Task directions »
From the listing below, extract every line in which the word "alpha" appears.

(Chart and figure data)
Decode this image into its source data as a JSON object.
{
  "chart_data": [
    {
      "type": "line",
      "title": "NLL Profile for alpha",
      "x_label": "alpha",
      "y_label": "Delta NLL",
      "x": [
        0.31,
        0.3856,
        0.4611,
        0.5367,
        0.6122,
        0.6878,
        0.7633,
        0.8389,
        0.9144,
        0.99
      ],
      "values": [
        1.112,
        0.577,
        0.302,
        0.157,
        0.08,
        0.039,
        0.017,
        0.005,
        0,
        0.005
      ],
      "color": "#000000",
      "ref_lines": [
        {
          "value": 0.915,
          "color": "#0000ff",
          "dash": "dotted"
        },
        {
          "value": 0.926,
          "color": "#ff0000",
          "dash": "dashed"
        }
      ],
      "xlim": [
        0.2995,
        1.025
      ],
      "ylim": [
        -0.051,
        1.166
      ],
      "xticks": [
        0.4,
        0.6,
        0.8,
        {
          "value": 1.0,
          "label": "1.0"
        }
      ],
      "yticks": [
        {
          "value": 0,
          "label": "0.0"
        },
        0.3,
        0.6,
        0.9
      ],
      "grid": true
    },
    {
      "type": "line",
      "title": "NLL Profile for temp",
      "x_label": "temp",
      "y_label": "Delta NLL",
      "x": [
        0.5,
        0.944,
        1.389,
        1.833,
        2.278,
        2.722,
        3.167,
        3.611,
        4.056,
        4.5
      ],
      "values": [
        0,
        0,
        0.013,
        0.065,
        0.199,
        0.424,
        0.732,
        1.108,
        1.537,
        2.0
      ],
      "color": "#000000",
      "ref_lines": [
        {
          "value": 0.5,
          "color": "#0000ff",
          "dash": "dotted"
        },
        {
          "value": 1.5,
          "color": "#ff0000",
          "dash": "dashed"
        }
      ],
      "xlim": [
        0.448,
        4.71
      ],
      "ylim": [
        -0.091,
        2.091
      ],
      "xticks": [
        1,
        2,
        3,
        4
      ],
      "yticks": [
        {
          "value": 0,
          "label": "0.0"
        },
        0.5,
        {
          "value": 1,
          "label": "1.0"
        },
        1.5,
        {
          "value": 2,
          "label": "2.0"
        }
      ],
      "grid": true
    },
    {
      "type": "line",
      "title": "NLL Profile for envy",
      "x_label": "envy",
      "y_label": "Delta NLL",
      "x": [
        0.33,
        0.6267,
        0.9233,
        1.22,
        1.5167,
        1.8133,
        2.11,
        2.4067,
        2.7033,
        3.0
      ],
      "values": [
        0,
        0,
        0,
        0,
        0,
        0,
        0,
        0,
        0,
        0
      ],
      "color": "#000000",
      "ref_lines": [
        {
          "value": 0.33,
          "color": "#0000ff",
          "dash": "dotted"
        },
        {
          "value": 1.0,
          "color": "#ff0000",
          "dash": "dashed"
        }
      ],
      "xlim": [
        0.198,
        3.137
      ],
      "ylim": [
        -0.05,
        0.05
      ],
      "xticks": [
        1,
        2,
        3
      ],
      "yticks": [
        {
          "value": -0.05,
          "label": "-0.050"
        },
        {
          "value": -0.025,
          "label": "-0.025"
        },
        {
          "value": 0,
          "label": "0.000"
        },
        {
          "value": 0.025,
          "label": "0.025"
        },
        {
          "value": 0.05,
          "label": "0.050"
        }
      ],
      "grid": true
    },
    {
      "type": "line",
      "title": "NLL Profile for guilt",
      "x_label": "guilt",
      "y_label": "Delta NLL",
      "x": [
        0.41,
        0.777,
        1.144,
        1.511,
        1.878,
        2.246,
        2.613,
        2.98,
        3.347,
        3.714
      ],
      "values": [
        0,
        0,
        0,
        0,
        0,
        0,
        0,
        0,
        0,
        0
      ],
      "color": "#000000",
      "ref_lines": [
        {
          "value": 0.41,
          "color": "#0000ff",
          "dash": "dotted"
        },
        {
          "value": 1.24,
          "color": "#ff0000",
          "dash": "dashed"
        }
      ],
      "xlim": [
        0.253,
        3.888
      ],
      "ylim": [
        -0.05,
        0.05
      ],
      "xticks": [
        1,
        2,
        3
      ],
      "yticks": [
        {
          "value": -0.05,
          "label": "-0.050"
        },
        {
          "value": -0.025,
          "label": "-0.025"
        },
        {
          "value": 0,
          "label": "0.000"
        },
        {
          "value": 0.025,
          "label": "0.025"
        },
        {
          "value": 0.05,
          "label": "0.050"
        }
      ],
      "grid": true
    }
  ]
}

Expected output »
      "title": "NLL Profile for alpha",
      "x_label": "alpha",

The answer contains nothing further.